- [REQUIREMENT] Nothing but the lines from the line with "Convert this document image to plain text." through the end of the data is to be copied, and each is to be copied exactly.

====== SOURCE RECORDS ======

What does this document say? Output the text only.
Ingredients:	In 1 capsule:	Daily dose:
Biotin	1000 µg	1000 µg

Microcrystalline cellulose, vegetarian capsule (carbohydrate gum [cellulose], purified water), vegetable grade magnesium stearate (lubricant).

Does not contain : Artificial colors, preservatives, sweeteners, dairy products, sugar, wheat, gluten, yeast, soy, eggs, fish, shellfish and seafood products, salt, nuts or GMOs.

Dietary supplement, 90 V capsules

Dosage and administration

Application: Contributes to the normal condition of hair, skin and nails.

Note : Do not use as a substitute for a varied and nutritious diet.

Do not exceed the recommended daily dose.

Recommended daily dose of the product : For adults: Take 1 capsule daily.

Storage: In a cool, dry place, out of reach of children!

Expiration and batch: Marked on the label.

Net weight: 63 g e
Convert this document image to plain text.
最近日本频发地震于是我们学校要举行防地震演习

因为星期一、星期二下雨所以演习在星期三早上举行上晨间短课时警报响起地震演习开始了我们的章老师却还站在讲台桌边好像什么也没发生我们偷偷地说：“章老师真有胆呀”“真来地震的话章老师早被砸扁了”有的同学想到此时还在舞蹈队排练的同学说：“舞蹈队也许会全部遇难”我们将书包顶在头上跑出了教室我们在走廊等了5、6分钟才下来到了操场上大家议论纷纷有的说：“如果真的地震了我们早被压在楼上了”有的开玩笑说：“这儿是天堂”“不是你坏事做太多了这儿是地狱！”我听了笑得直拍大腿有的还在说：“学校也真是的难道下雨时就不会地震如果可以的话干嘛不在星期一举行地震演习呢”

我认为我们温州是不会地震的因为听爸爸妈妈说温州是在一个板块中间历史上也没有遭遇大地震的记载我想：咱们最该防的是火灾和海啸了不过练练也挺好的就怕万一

======

- [FINISHED ANSWER]
Convert this document image to plain text.
最近日本频发地震于是我们学校要举行防地震演习

因为星期一、星期二下雨所以演习在星期三早上举行上晨间短课时警报响起地震演习开始了我们的章老师却还站在讲台桌边好像什么也没发生我们偷偷地说：“章老师真有胆呀”“真来地震的话章老师早被砸扁了”有的同学想到此时还在舞蹈队排练的同学说：“舞蹈队也许会全部遇难”我们将书包顶在头上跑出了教室我们在走廊等了5、6分钟才下来到了操场上大家议论纷纷有的说：“如果真的地震了我们早被压在楼上了”有的开玩笑说：“这儿是天堂”“不是你坏事做太多了这儿是地狱！”我听了笑得直拍大腿有的还在说：“学校也真是的难道下雨时就不会地震如果可以的话干嘛不在星期一举行地震演习呢”

我认为我们温州是不会地震的因为听爸爸妈妈说温州是在一个板块中间历史上也没有遭遇大地震的记载我想：咱们最该防的是火灾和海啸了不过练练也挺好的就怕万一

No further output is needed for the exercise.